> _Task_: Give every entry again, unchanged, and leave its images out.

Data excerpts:
===============

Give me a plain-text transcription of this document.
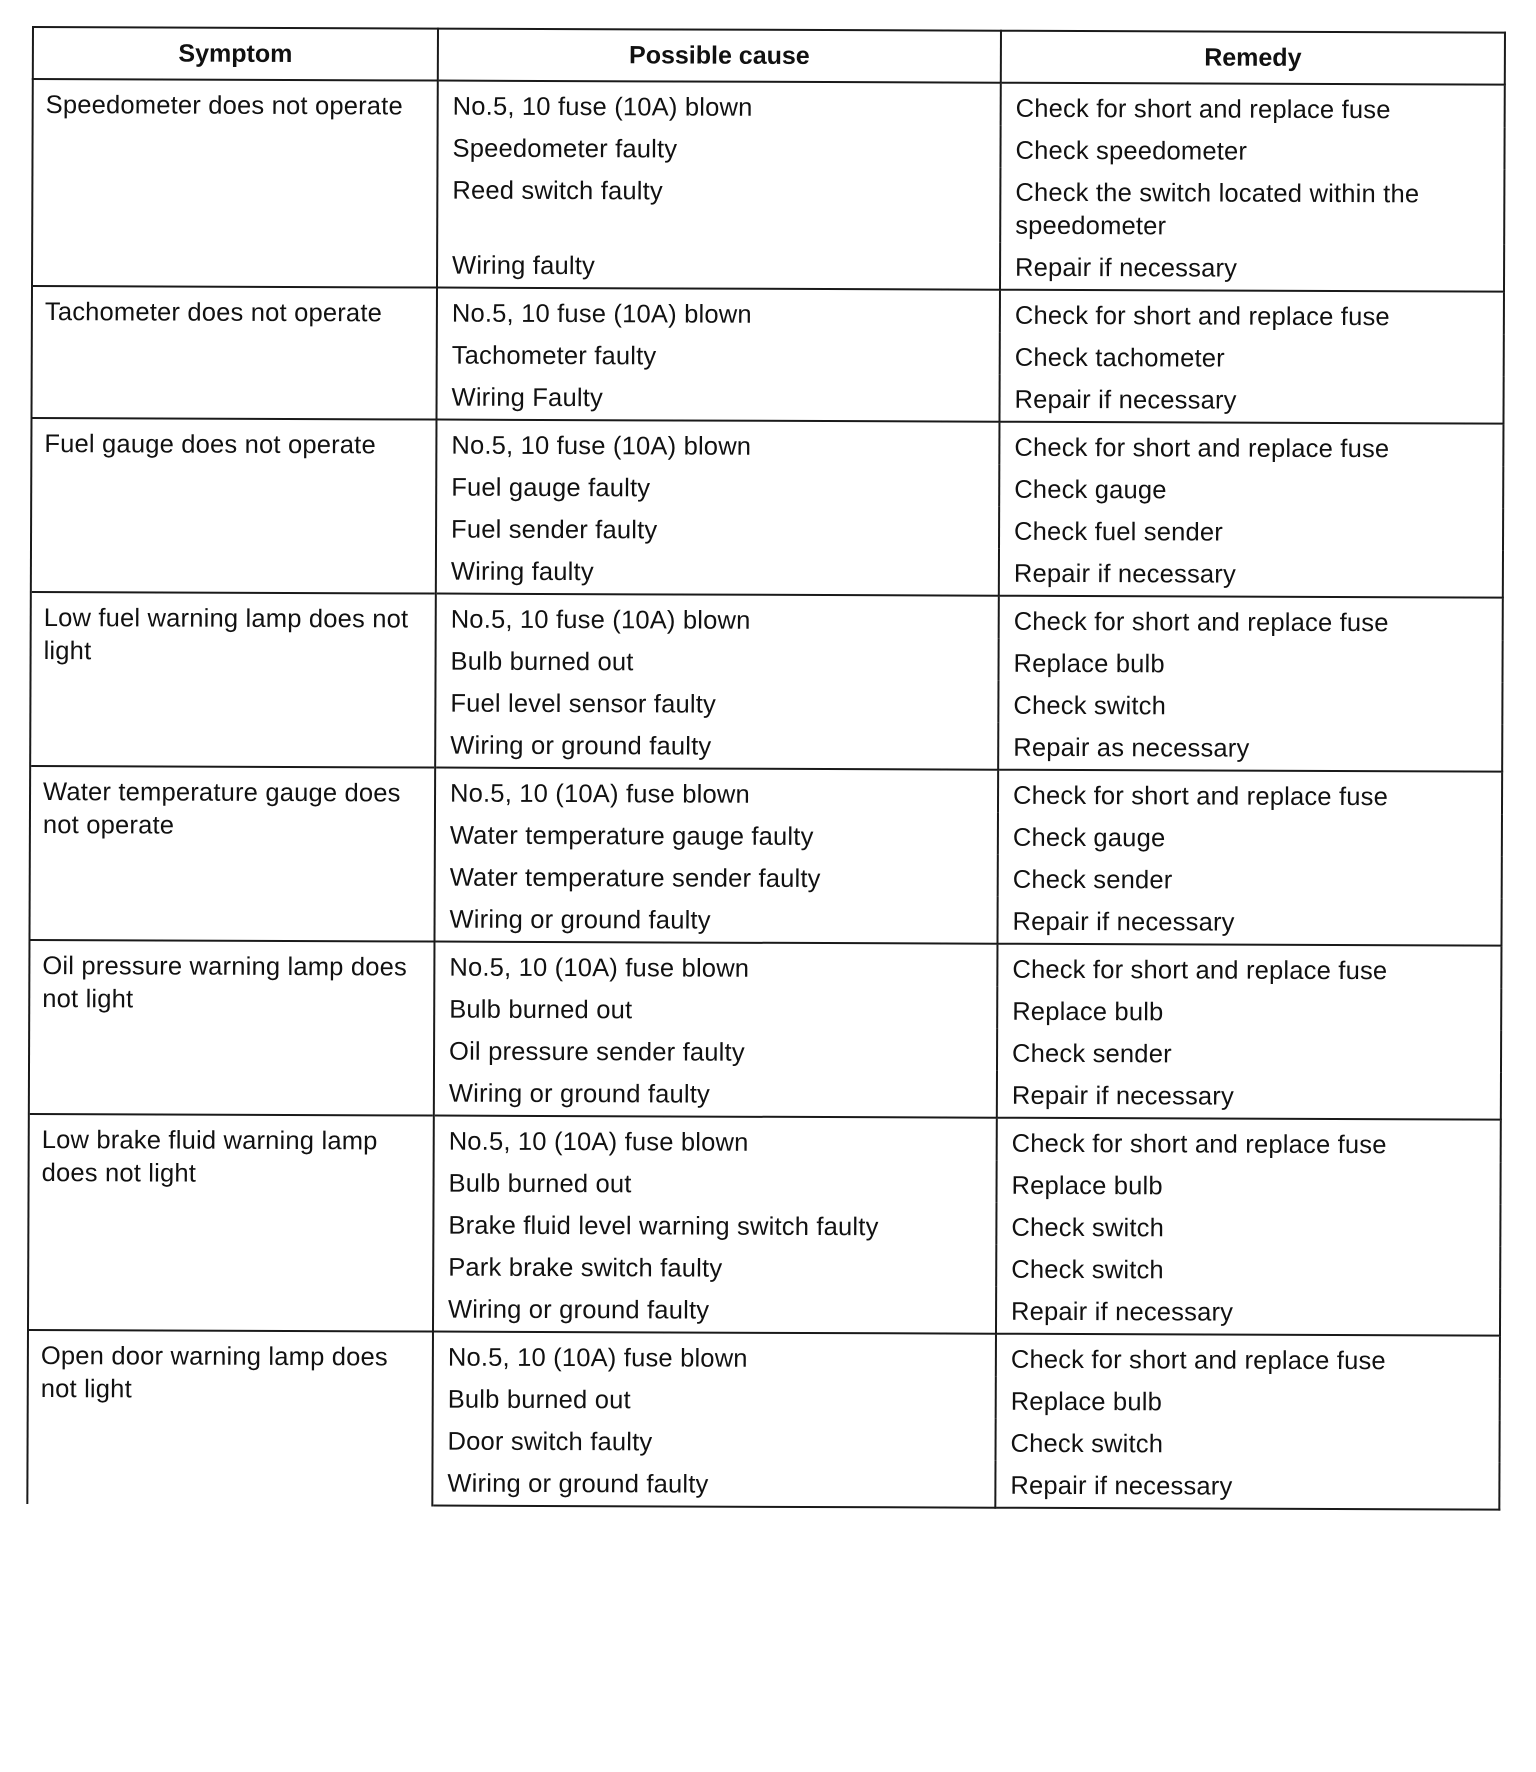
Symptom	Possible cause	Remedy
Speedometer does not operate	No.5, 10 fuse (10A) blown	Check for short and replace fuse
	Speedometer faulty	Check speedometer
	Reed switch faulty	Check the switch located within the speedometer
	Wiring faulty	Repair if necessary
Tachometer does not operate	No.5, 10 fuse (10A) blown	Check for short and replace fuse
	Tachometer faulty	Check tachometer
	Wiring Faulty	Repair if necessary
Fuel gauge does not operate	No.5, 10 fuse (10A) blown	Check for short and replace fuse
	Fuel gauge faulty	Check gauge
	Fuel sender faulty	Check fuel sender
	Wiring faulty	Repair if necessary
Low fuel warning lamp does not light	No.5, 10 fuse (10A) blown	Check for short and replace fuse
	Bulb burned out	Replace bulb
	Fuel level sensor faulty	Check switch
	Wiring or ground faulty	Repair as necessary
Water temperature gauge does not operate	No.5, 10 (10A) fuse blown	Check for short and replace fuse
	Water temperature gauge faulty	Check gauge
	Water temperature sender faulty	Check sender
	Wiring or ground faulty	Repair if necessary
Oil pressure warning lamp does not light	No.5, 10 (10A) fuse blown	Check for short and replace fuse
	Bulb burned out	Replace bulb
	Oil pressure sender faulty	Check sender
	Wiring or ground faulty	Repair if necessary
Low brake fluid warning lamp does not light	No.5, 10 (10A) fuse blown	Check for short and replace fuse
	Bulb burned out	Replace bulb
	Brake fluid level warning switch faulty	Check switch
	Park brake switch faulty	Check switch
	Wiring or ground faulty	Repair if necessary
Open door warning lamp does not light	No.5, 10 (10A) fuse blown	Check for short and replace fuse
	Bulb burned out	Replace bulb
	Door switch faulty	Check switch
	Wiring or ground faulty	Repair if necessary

===============

> _Finished answer_:
Give me a plain-text transcription of this document.
Symptom	Possible cause	Remedy
Speedometer does not operate	No.5, 10 fuse (10A) blown	Check for short and replace fuse
	Speedometer faulty	Check speedometer
	Reed switch faulty	Check the switch located within the speedometer
	Wiring faulty	Repair if necessary
Tachometer does not operate	No.5, 10 fuse (10A) blown	Check for short and replace fuse
	Tachometer faulty	Check tachometer
	Wiring Faulty	Repair if necessary
Fuel gauge does not operate	No.5, 10 fuse (10A) blown	Check for short and replace fuse
	Fuel gauge faulty	Check gauge
	Fuel sender faulty	Check fuel sender
	Wiring faulty	Repair if necessary
Low fuel warning lamp does not light	No.5, 10 fuse (10A) blown	Check for short and replace fuse
	Bulb burned out	Replace bulb
	Fuel level sensor faulty	Check switch
	Wiring or ground faulty	Repair as necessary
Water temperature gauge does not operate	No.5, 10 (10A) fuse blown	Check for short and replace fuse
	Water temperature gauge faulty	Check gauge
	Water temperature sender faulty	Check sender
	Wiring or ground faulty	Repair if necessary
Oil pressure warning lamp does not light	No.5, 10 (10A) fuse blown	Check for short and replace fuse
	Bulb burned out	Replace bulb
	Oil pressure sender faulty	Check sender
	Wiring or ground faulty	Repair if necessary
Low brake fluid warning lamp does not light	No.5, 10 (10A) fuse blown	Check for short and replace fuse
	Bulb burned out	Replace bulb
	Brake fluid level warning switch faulty	Check switch
	Park brake switch faulty	Check switch
	Wiring or ground faulty	Repair if necessary
Open door warning lamp does not light	No.5, 10 (10A) fuse blown	Check for short and replace fuse
	Bulb burned out	Replace bulb
	Door switch faulty	Check switch
	Wiring or ground faulty	Repair if necessary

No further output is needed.